— GIVEN REQUEST —
Send each entry back exactly as given, pictures excluded.

____________

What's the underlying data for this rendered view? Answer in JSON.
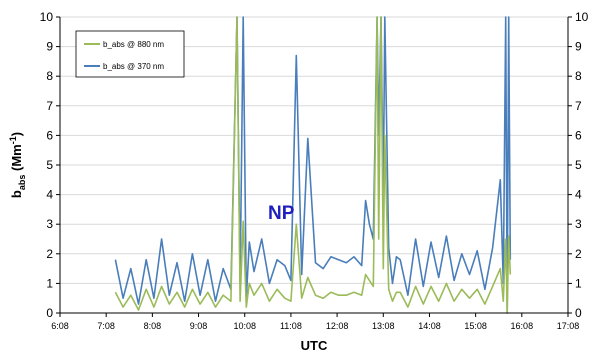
{
  "chart_data": {
    "type": "line",
    "xlabel": "UTC",
    "ylabel_main": "b",
    "ylabel_sub": "abs",
    "ylabel_unit": " (Mm",
    "ylabel_sup": "-1",
    "ylabel_close": ")",
    "ylim": [
      0,
      10
    ],
    "xlim_hours": [
      6.1333,
      17.1333
    ],
    "x_tick_labels": [
      "6:08",
      "7:08",
      "8:08",
      "9:08",
      "10:08",
      "11:08",
      "12:08",
      "13:08",
      "14:08",
      "15:08",
      "16:08",
      "17:08"
    ],
    "y_tick_labels": [
      "0",
      "1",
      "2",
      "3",
      "4",
      "5",
      "6",
      "7",
      "8",
      "9",
      "10"
    ],
    "annotation": "NP",
    "legend_position": "top-left",
    "series": [
      {
        "name": "b_abs @ 370 nm",
        "color": "#4a7ebb",
        "x": [
          "7:20",
          "7:30",
          "7:40",
          "7:50",
          "8:00",
          "8:10",
          "8:20",
          "8:30",
          "8:40",
          "8:50",
          "9:00",
          "9:10",
          "9:20",
          "9:30",
          "9:40",
          "9:50",
          "9:58",
          "10:02",
          "10:06",
          "10:10",
          "10:14",
          "10:20",
          "10:30",
          "10:40",
          "10:50",
          "11:00",
          "11:08",
          "11:15",
          "11:22",
          "11:30",
          "11:40",
          "11:50",
          "12:00",
          "12:10",
          "12:20",
          "12:30",
          "12:40",
          "12:45",
          "12:50",
          "12:55",
          "13:00",
          "13:02",
          "13:05",
          "13:08",
          "13:10",
          "13:15",
          "13:20",
          "13:25",
          "13:30",
          "13:40",
          "13:50",
          "14:00",
          "14:10",
          "14:20",
          "14:30",
          "14:40",
          "14:50",
          "15:00",
          "15:10",
          "15:20",
          "15:30",
          "15:40",
          "15:44",
          "15:47",
          "15:49",
          "15:51",
          "15:53"
        ],
        "y": [
          1.8,
          0.5,
          1.5,
          0.3,
          1.8,
          0.5,
          2.5,
          0.6,
          1.7,
          0.4,
          2.0,
          0.6,
          1.8,
          0.4,
          1.5,
          0.8,
          10.0,
          1.0,
          10.0,
          0.5,
          2.4,
          1.4,
          2.5,
          1.0,
          1.8,
          1.6,
          1.1,
          8.7,
          1.3,
          5.9,
          1.7,
          1.5,
          1.9,
          1.8,
          1.7,
          1.9,
          1.6,
          3.8,
          3.0,
          2.5,
          10.0,
          6.0,
          10.0,
          4.0,
          10.0,
          2.2,
          1.0,
          1.9,
          1.8,
          0.6,
          2.5,
          0.9,
          2.4,
          1.2,
          2.6,
          1.1,
          2.0,
          1.3,
          2.1,
          0.8,
          2.2,
          4.5,
          1.0,
          10.0,
          0.0,
          10.0,
          1.8
        ]
      },
      {
        "name": "b_abs @ 880 nm",
        "color": "#9bbb59",
        "x": [
          "7:20",
          "7:30",
          "7:40",
          "7:50",
          "8:00",
          "8:10",
          "8:20",
          "8:30",
          "8:40",
          "8:50",
          "9:00",
          "9:10",
          "9:20",
          "9:30",
          "9:40",
          "9:50",
          "9:58",
          "10:02",
          "10:06",
          "10:10",
          "10:14",
          "10:20",
          "10:30",
          "10:40",
          "10:50",
          "11:00",
          "11:08",
          "11:15",
          "11:22",
          "11:30",
          "11:40",
          "11:50",
          "12:00",
          "12:10",
          "12:20",
          "12:30",
          "12:40",
          "12:45",
          "12:50",
          "12:55",
          "13:00",
          "13:02",
          "13:05",
          "13:08",
          "13:10",
          "13:15",
          "13:20",
          "13:25",
          "13:30",
          "13:40",
          "13:50",
          "14:00",
          "14:10",
          "14:20",
          "14:30",
          "14:40",
          "14:50",
          "15:00",
          "15:10",
          "15:20",
          "15:30",
          "15:40",
          "15:44",
          "15:47",
          "15:49",
          "15:51",
          "15:53"
        ],
        "y": [
          0.7,
          0.2,
          0.6,
          0.1,
          0.8,
          0.2,
          0.9,
          0.3,
          0.7,
          0.2,
          0.8,
          0.3,
          0.7,
          0.2,
          0.6,
          0.4,
          10.0,
          0.4,
          3.1,
          0.2,
          1.0,
          0.6,
          1.0,
          0.4,
          0.8,
          0.5,
          0.4,
          3.0,
          0.5,
          1.2,
          0.6,
          0.5,
          0.7,
          0.6,
          0.6,
          0.7,
          0.6,
          1.3,
          1.1,
          0.9,
          10.0,
          2.5,
          10.0,
          1.5,
          6.0,
          0.8,
          0.4,
          0.7,
          0.7,
          0.2,
          0.9,
          0.3,
          0.9,
          0.4,
          1.0,
          0.4,
          0.8,
          0.5,
          0.8,
          0.3,
          0.9,
          1.5,
          0.4,
          2.5,
          0.0,
          2.6,
          1.3
        ]
      }
    ]
  }
}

____________

— OUTPUT —
What's the underlying data for this rendered view? Answer in JSON.
{
  "chart_data": {
    "type": "line",
    "xlabel": "UTC",
    "ylabel_main": "b",
    "ylabel_sub": "abs",
    "ylabel_unit": " (Mm",
    "ylabel_sup": "-1",
    "ylabel_close": ")",
    "ylim": [
      0,
      10
    ],
    "xlim_hours": [
      6.1333,
      17.1333
    ],
    "x_tick_labels": [
      "6:08",
      "7:08",
      "8:08",
      "9:08",
      "10:08",
      "11:08",
      "12:08",
      "13:08",
      "14:08",
      "15:08",
      "16:08",
      "17:08"
    ],
    "y_tick_labels": [
      "0",
      "1",
      "2",
      "3",
      "4",
      "5",
      "6",
      "7",
      "8",
      "9",
      "10"
    ],
    "annotation": "NP",
    "legend_position": "top-left",
    "series": [
      {
        "name": "b_abs @ 370 nm",
        "color": "#4a7ebb",
        "x": [
          "7:20",
          "7:30",
          "7:40",
          "7:50",
          "8:00",
          "8:10",
          "8:20",
          "8:30",
          "8:40",
          "8:50",
          "9:00",
          "9:10",
          "9:20",
          "9:30",
          "9:40",
          "9:50",
          "9:58",
          "10:02",
          "10:06",
          "10:10",
          "10:14",
          "10:20",
          "10:30",
          "10:40",
          "10:50",
          "11:00",
          "11:08",
          "11:15",
          "11:22",
          "11:30",
          "11:40",
          "11:50",
          "12:00",
          "12:10",
          "12:20",
          "12:30",
          "12:40",
          "12:45",
          "12:50",
          "12:55",
          "13:00",
          "13:02",
          "13:05",
          "13:08",
          "13:10",
          "13:15",
          "13:20",
          "13:25",
          "13:30",
          "13:40",
          "13:50",
          "14:00",
          "14:10",
          "14:20",
          "14:30",
          "14:40",
          "14:50",
          "15:00",
          "15:10",
          "15:20",
          "15:30",
          "15:40",
          "15:44",
          "15:47",
          "15:49",
          "15:51",
          "15:53"
        ],
        "y": [
          1.8,
          0.5,
          1.5,
          0.3,
          1.8,
          0.5,
          2.5,
          0.6,
          1.7,
          0.4,
          2.0,
          0.6,
          1.8,
          0.4,
          1.5,
          0.8,
          10.0,
          1.0,
          10.0,
          0.5,
          2.4,
          1.4,
          2.5,
          1.0,
          1.8,
          1.6,
          1.1,
          8.7,
          1.3,
          5.9,
          1.7,
          1.5,
          1.9,
          1.8,
          1.7,
          1.9,
          1.6,
          3.8,
          3.0,
          2.5,
          10.0,
          6.0,
          10.0,
          4.0,
          10.0,
          2.2,
          1.0,
          1.9,
          1.8,
          0.6,
          2.5,
          0.9,
          2.4,
          1.2,
          2.6,
          1.1,
          2.0,
          1.3,
          2.1,
          0.8,
          2.2,
          4.5,
          1.0,
          10.0,
          0.0,
          10.0,
          1.8
        ]
      },
      {
        "name": "b_abs @ 880 nm",
        "color": "#9bbb59",
        "x": [
          "7:20",
          "7:30",
          "7:40",
          "7:50",
          "8:00",
          "8:10",
          "8:20",
          "8:30",
          "8:40",
          "8:50",
          "9:00",
          "9:10",
          "9:20",
          "9:30",
          "9:40",
          "9:50",
          "9:58",
          "10:02",
          "10:06",
          "10:10",
          "10:14",
          "10:20",
          "10:30",
          "10:40",
          "10:50",
          "11:00",
          "11:08",
          "11:15",
          "11:22",
          "11:30",
          "11:40",
          "11:50",
          "12:00",
          "12:10",
          "12:20",
          "12:30",
          "12:40",
          "12:45",
          "12:50",
          "12:55",
          "13:00",
          "13:02",
          "13:05",
          "13:08",
          "13:10",
          "13:15",
          "13:20",
          "13:25",
          "13:30",
          "13:40",
          "13:50",
          "14:00",
          "14:10",
          "14:20",
          "14:30",
          "14:40",
          "14:50",
          "15:00",
          "15:10",
          "15:20",
          "15:30",
          "15:40",
          "15:44",
          "15:47",
          "15:49",
          "15:51",
          "15:53"
        ],
        "y": [
          0.7,
          0.2,
          0.6,
          0.1,
          0.8,
          0.2,
          0.9,
          0.3,
          0.7,
          0.2,
          0.8,
          0.3,
          0.7,
          0.2,
          0.6,
          0.4,
          10.0,
          0.4,
          3.1,
          0.2,
          1.0,
          0.6,
          1.0,
          0.4,
          0.8,
          0.5,
          0.4,
          3.0,
          0.5,
          1.2,
          0.6,
          0.5,
          0.7,
          0.6,
          0.6,
          0.7,
          0.6,
          1.3,
          1.1,
          0.9,
          10.0,
          2.5,
          10.0,
          1.5,
          6.0,
          0.8,
          0.4,
          0.7,
          0.7,
          0.2,
          0.9,
          0.3,
          0.9,
          0.4,
          1.0,
          0.4,
          0.8,
          0.5,
          0.8,
          0.3,
          0.9,
          1.5,
          0.4,
          2.5,
          0.0,
          2.6,
          1.3
        ]
      }
    ]
  }
}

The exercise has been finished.